→ **Exercise instructions**: Quote all lines below exactly. Images stay out.
◇ ◇ ◇ ◇ ◇ ◇ ◇
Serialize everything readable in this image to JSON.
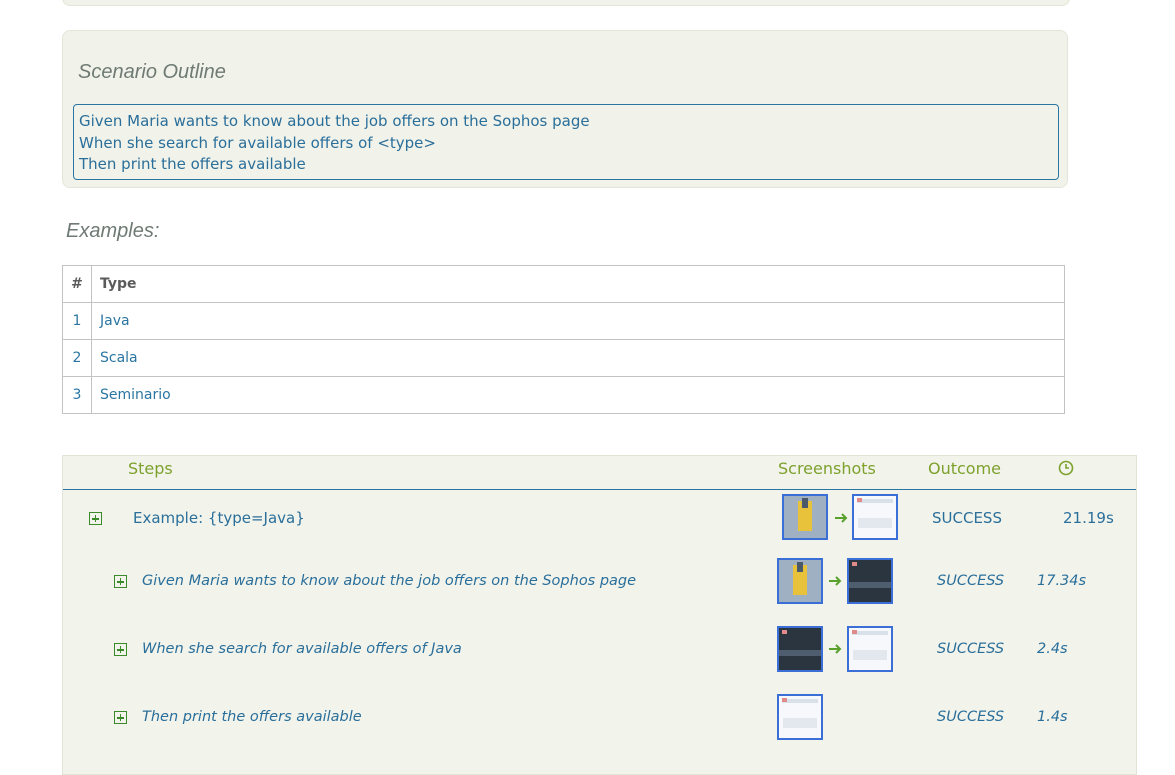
{
  "scenario": {
    "title": "Scenario Outline",
    "lines": [
      "Given Maria wants to know about the job offers on the Sophos page",
      "When she search for available offers of <type>",
      "Then print the offers available"
    ]
  },
  "examples": {
    "title": "Examples:",
    "columns": [
      "#",
      "Type"
    ],
    "rows": [
      [
        "1",
        "Java"
      ],
      [
        "2",
        "Scala"
      ],
      [
        "3",
        "Seminario"
      ]
    ]
  },
  "steps_table": {
    "headers": {
      "steps": "Steps",
      "screenshots": "Screenshots",
      "outcome": "Outcome",
      "duration_icon": "clock-icon"
    },
    "example_row": {
      "label": "Example: {type=Java}",
      "outcome": "SUCCESS",
      "duration": "21.19s"
    },
    "step_rows": [
      {
        "label": "Given Maria wants to know about the job offers on the Sophos page",
        "outcome": "SUCCESS",
        "duration": "17.34s"
      },
      {
        "label": "When she search for available offers of Java",
        "outcome": "SUCCESS",
        "duration": "2.4s"
      },
      {
        "label": "Then print the offers available",
        "outcome": "SUCCESS",
        "duration": "1.4s"
      }
    ]
  },
  "colors": {
    "accent_green": "#7da12c",
    "link_blue": "#2a6e9a",
    "panel_bg": "#f1f3ea",
    "expand_green": "#3a8a2a"
  }
}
◇ ◇ ◇ ◇ ◇ ◇ ◇
→ **Output below**:
Serialize everything readable in this image to JSON.
{
  "scenario": {
    "title": "Scenario Outline",
    "lines": [
      "Given Maria wants to know about the job offers on the Sophos page",
      "When she search for available offers of <type>",
      "Then print the offers available"
    ]
  },
  "examples": {
    "title": "Examples:",
    "columns": [
      "#",
      "Type"
    ],
    "rows": [
      [
        "1",
        "Java"
      ],
      [
        "2",
        "Scala"
      ],
      [
        "3",
        "Seminario"
      ]
    ]
  },
  "steps_table": {
    "headers": {
      "steps": "Steps",
      "screenshots": "Screenshots",
      "outcome": "Outcome",
      "duration_icon": "clock-icon"
    },
    "example_row": {
      "label": "Example: {type=Java}",
      "outcome": "SUCCESS",
      "duration": "21.19s"
    },
    "step_rows": [
      {
        "label": "Given Maria wants to know about the job offers on the Sophos page",
        "outcome": "SUCCESS",
        "duration": "17.34s"
      },
      {
        "label": "When she search for available offers of Java",
        "outcome": "SUCCESS",
        "duration": "2.4s"
      },
      {
        "label": "Then print the offers available",
        "outcome": "SUCCESS",
        "duration": "1.4s"
      }
    ]
  },
  "colors": {
    "accent_green": "#7da12c",
    "link_blue": "#2a6e9a",
    "panel_bg": "#f1f3ea",
    "expand_green": "#3a8a2a"
  }
}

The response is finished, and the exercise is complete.